━━━ Material to process ━━━
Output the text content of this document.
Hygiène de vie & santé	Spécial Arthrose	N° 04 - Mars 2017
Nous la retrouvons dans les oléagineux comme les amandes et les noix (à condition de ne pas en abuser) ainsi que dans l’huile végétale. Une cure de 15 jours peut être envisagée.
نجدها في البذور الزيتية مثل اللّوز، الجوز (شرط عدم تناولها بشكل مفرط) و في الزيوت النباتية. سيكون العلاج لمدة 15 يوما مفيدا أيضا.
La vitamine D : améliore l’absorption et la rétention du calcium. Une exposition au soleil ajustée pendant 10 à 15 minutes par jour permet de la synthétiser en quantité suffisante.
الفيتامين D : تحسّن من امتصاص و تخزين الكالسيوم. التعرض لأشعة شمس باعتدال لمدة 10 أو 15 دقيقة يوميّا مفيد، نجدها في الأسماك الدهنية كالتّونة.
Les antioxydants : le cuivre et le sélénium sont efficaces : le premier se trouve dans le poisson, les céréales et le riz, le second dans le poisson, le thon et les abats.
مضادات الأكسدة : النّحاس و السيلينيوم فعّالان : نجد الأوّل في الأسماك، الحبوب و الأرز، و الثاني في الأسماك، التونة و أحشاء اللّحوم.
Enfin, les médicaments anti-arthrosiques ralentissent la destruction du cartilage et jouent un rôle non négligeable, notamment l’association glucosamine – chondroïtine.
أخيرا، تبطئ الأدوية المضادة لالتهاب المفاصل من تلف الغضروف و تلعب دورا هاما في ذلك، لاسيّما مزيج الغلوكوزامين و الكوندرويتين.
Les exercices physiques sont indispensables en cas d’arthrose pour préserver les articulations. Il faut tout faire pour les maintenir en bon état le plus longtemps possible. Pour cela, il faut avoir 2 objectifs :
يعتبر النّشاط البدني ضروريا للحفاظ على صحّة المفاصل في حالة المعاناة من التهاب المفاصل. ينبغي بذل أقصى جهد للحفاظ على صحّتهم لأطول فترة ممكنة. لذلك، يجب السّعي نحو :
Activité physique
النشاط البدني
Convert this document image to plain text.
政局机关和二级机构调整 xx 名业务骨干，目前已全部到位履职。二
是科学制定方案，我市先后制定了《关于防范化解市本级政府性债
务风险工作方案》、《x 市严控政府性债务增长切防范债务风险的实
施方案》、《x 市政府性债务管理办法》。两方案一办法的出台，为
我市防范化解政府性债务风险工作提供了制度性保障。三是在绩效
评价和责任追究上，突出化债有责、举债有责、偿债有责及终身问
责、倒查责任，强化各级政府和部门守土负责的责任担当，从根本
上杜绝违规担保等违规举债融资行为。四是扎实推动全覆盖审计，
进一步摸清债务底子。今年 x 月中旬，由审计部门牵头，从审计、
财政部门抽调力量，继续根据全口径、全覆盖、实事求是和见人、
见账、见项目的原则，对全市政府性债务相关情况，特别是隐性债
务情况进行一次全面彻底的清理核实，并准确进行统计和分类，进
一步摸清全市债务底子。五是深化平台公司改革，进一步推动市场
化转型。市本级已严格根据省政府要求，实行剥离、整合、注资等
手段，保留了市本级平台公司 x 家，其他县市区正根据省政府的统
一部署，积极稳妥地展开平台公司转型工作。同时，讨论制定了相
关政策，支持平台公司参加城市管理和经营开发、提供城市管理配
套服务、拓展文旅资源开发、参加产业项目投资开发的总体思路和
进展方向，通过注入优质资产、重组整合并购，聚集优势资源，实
━━━
Given instruction: Give only the number of lines in the material above where the string "text" appears.

Reply to the exercise: 2